** BEGIN Data in this exercise **

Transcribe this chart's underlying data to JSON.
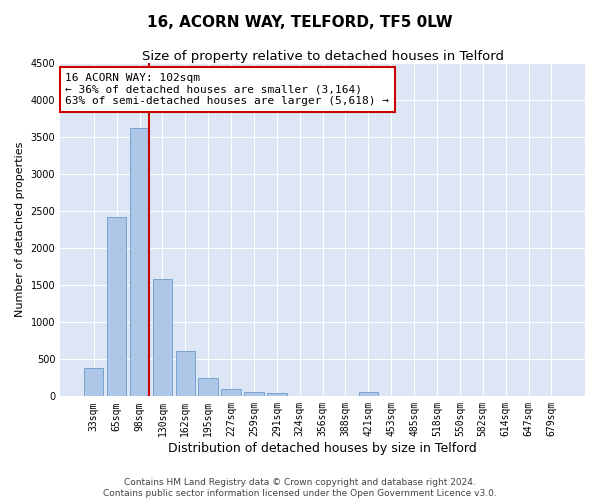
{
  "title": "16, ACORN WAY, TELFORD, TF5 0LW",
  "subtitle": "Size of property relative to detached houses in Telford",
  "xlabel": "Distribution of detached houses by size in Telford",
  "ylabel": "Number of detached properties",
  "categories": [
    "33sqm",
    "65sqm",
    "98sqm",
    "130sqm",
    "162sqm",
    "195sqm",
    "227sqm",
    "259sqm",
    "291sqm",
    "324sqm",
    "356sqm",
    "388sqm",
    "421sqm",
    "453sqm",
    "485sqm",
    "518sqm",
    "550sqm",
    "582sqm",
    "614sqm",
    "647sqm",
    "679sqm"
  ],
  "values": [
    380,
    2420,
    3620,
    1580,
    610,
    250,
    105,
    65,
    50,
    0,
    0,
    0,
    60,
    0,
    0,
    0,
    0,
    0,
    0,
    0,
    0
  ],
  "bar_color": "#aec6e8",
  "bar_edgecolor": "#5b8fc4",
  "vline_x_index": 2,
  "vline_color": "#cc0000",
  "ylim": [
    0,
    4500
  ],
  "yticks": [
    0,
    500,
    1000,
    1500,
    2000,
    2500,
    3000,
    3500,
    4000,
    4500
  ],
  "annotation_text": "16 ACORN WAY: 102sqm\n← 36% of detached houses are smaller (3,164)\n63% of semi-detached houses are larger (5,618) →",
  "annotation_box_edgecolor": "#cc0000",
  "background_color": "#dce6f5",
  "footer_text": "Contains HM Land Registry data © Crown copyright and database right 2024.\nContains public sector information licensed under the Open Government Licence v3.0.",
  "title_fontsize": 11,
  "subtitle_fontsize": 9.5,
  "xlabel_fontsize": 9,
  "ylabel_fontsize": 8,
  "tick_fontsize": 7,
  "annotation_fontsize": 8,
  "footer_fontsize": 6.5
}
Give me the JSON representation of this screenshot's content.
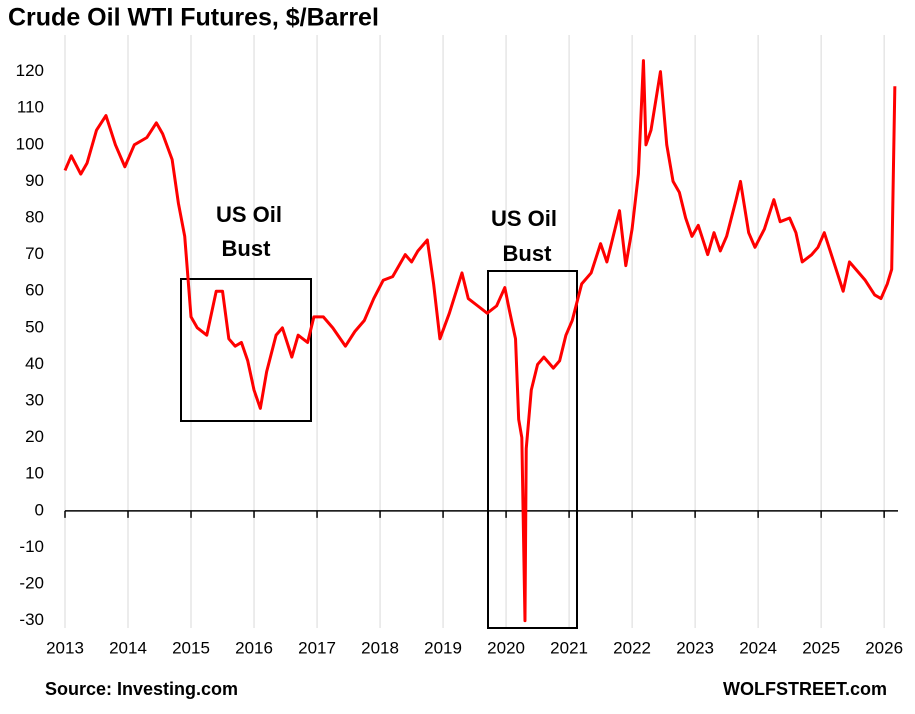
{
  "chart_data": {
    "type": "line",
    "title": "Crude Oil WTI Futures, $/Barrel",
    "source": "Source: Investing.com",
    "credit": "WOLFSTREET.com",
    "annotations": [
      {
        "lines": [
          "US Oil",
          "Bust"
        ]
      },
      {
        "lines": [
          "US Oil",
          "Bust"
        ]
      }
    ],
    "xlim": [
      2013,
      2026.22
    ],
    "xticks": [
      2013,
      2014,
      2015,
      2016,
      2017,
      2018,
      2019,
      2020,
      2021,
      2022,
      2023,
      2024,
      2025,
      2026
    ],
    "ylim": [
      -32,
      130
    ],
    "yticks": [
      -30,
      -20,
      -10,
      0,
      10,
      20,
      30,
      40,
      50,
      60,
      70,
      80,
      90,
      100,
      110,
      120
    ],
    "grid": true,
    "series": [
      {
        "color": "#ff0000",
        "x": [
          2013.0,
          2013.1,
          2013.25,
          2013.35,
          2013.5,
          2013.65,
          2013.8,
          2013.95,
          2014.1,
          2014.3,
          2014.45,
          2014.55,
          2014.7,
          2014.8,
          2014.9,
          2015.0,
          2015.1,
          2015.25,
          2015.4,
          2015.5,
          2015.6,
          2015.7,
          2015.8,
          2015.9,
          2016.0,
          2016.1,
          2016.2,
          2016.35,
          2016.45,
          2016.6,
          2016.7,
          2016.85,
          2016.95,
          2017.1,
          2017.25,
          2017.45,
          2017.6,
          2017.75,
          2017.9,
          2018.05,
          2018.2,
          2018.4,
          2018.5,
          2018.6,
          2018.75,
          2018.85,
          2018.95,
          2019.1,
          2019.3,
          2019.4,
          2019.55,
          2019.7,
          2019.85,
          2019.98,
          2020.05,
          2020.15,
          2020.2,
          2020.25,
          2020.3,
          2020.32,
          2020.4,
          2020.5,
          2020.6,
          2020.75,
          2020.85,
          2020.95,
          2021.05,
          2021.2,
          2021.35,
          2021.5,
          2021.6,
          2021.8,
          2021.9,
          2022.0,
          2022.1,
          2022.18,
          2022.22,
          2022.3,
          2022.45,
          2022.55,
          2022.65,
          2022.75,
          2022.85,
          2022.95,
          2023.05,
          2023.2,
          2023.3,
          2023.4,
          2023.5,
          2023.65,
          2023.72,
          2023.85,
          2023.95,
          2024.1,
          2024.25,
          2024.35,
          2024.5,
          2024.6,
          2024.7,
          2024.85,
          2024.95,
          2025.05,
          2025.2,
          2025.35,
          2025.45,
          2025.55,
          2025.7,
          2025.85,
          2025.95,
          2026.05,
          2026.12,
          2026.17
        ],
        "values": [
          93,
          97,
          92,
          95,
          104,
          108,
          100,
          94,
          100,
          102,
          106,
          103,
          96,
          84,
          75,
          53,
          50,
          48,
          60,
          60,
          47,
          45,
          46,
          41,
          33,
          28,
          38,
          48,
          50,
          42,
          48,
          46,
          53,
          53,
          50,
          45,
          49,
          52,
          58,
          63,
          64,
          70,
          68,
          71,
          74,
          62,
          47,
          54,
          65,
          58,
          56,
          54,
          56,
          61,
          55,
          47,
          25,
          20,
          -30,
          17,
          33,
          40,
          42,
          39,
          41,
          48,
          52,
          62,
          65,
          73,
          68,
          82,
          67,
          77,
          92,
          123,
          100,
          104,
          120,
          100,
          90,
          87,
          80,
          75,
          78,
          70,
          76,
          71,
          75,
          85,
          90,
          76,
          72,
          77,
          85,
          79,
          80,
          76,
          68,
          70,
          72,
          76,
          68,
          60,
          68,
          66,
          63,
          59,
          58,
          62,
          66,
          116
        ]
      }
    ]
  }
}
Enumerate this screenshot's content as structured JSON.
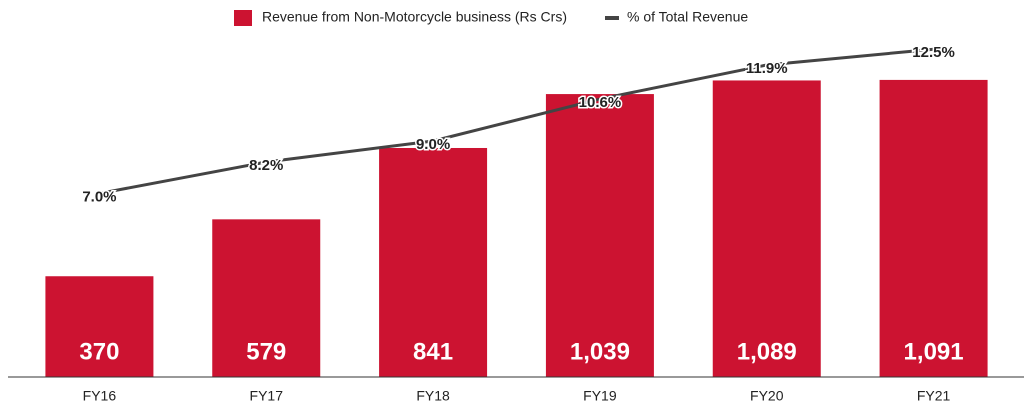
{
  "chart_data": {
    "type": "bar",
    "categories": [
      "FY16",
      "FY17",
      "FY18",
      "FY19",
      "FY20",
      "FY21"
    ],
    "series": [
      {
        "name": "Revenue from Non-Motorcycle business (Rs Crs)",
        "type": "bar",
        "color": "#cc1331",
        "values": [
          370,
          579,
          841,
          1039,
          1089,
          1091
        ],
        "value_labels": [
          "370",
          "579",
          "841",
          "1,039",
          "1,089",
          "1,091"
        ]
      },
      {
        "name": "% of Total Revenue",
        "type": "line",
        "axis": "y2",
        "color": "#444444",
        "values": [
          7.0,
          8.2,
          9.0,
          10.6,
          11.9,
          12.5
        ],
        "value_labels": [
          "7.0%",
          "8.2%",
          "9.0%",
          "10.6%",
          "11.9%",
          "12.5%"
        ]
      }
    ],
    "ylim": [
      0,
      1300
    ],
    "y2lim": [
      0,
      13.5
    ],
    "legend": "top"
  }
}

** END Data in this exercise **

## Exercise
Repeat every record above exactly, but leave out any pictures.

## Written reply
Transcribe this chart's underlying data to JSON.
{
  "title": "16, ACORN WAY, TELFORD, TF5 0LW",
  "subtitle": "Size of property relative to detached houses in Telford",
  "xlabel": "Distribution of detached houses by size in Telford",
  "ylabel": "Number of detached properties",
  "categories": [
    "33sqm",
    "65sqm",
    "98sqm",
    "130sqm",
    "162sqm",
    "195sqm",
    "227sqm",
    "259sqm",
    "291sqm",
    "324sqm",
    "356sqm",
    "388sqm",
    "421sqm",
    "453sqm",
    "485sqm",
    "518sqm",
    "550sqm",
    "582sqm",
    "614sqm",
    "647sqm",
    "679sqm"
  ],
  "values": [
    380,
    2420,
    3620,
    1580,
    610,
    250,
    105,
    65,
    50,
    0,
    0,
    0,
    60,
    0,
    0,
    0,
    0,
    0,
    0,
    0,
    0
  ],
  "bar_color": "#aec6e8",
  "bar_edgecolor": "#5b8fc4",
  "vline_x_index": 2,
  "vline_color": "#cc0000",
  "ylim": [
    0,
    4500
  ],
  "yticks": [
    0,
    500,
    1000,
    1500,
    2000,
    2500,
    3000,
    3500,
    4000,
    4500
  ],
  "annotation_text": "16 ACORN WAY: 102sqm\n← 36% of detached houses are smaller (3,164)\n63% of semi-detached houses are larger (5,618) →",
  "annotation_box_edgecolor": "#cc0000",
  "background_color": "#dce6f5",
  "footer_text": "Contains HM Land Registry data © Crown copyright and database right 2024.\nContains public sector information licensed under the Open Government Licence v3.0.",
  "title_fontsize": 11,
  "subtitle_fontsize": 9.5,
  "xlabel_fontsize": 9,
  "ylabel_fontsize": 8,
  "tick_fontsize": 7,
  "annotation_fontsize": 8,
  "footer_fontsize": 6.5
}
Give me the JSON representation of this screenshot's content.
{
  "chart_data": {
    "type": "line",
    "title": "Crude Oil WTI Futures, $/Barrel",
    "source": "Source: Investing.com",
    "credit": "WOLFSTREET.com",
    "annotations": [
      {
        "lines": [
          "US Oil",
          "Bust"
        ]
      },
      {
        "lines": [
          "US Oil",
          "Bust"
        ]
      }
    ],
    "xlim": [
      2013,
      2026.22
    ],
    "xticks": [
      2013,
      2014,
      2015,
      2016,
      2017,
      2018,
      2019,
      2020,
      2021,
      2022,
      2023,
      2024,
      2025,
      2026
    ],
    "ylim": [
      -32,
      130
    ],
    "yticks": [
      -30,
      -20,
      -10,
      0,
      10,
      20,
      30,
      40,
      50,
      60,
      70,
      80,
      90,
      100,
      110,
      120
    ],
    "grid": true,
    "series": [
      {
        "color": "#ff0000",
        "x": [
          2013.0,
          2013.1,
          2013.25,
          2013.35,
          2013.5,
          2013.65,
          2013.8,
          2013.95,
          2014.1,
          2014.3,
          2014.45,
          2014.55,
          2014.7,
          2014.8,
          2014.9,
          2015.0,
          2015.1,
          2015.25,
          2015.4,
          2015.5,
          2015.6,
          2015.7,
          2015.8,
          2015.9,
          2016.0,
          2016.1,
          2016.2,
          2016.35,
          2016.45,
          2016.6,
          2016.7,
          2016.85,
          2016.95,
          2017.1,
          2017.25,
          2017.45,
          2017.6,
          2017.75,
          2017.9,
          2018.05,
          2018.2,
          2018.4,
          2018.5,
          2018.6,
          2018.75,
          2018.85,
          2018.95,
          2019.1,
          2019.3,
          2019.4,
          2019.55,
          2019.7,
          2019.85,
          2019.98,
          2020.05,
          2020.15,
          2020.2,
          2020.25,
          2020.3,
          2020.32,
          2020.4,
          2020.5,
          2020.6,
          2020.75,
          2020.85,
          2020.95,
          2021.05,
          2021.2,
          2021.35,
          2021.5,
          2021.6,
          2021.8,
          2021.9,
          2022.0,
          2022.1,
          2022.18,
          2022.22,
          2022.3,
          2022.45,
          2022.55,
          2022.65,
          2022.75,
          2022.85,
          2022.95,
          2023.05,
          2023.2,
          2023.3,
          2023.4,
          2023.5,
          2023.65,
          2023.72,
          2023.85,
          2023.95,
          2024.1,
          2024.25,
          2024.35,
          2024.5,
          2024.6,
          2024.7,
          2024.85,
          2024.95,
          2025.05,
          2025.2,
          2025.35,
          2025.45,
          2025.55,
          2025.7,
          2025.85,
          2025.95,
          2026.05,
          2026.12,
          2026.17
        ],
        "values": [
          93,
          97,
          92,
          95,
          104,
          108,
          100,
          94,
          100,
          102,
          106,
          103,
          96,
          84,
          75,
          53,
          50,
          48,
          60,
          60,
          47,
          45,
          46,
          41,
          33,
          28,
          38,
          48,
          50,
          42,
          48,
          46,
          53,
          53,
          50,
          45,
          49,
          52,
          58,
          63,
          64,
          70,
          68,
          71,
          74,
          62,
          47,
          54,
          65,
          58,
          56,
          54,
          56,
          61,
          55,
          47,
          25,
          20,
          -30,
          17,
          33,
          40,
          42,
          39,
          41,
          48,
          52,
          62,
          65,
          73,
          68,
          82,
          67,
          77,
          92,
          123,
          100,
          104,
          120,
          100,
          90,
          87,
          80,
          75,
          78,
          70,
          76,
          71,
          75,
          85,
          90,
          76,
          72,
          77,
          85,
          79,
          80,
          76,
          68,
          70,
          72,
          76,
          68,
          60,
          68,
          66,
          63,
          59,
          58,
          62,
          66,
          116
        ]
      }
    ]
  }
}
Enumerate this screenshot's content as structured JSON.
{
  "chart_data": {
    "type": "bar",
    "categories": [
      "FY16",
      "FY17",
      "FY18",
      "FY19",
      "FY20",
      "FY21"
    ],
    "series": [
      {
        "name": "Revenue from Non-Motorcycle business (Rs Crs)",
        "type": "bar",
        "color": "#cc1331",
        "values": [
          370,
          579,
          841,
          1039,
          1089,
          1091
        ],
        "value_labels": [
          "370",
          "579",
          "841",
          "1,039",
          "1,089",
          "1,091"
        ]
      },
      {
        "name": "% of Total Revenue",
        "type": "line",
        "axis": "y2",
        "color": "#444444",
        "values": [
          7.0,
          8.2,
          9.0,
          10.6,
          11.9,
          12.5
        ],
        "value_labels": [
          "7.0%",
          "8.2%",
          "9.0%",
          "10.6%",
          "11.9%",
          "12.5%"
        ]
      }
    ],
    "ylim": [
      0,
      1300
    ],
    "y2lim": [
      0,
      13.5
    ],
    "legend": "top"
  }
}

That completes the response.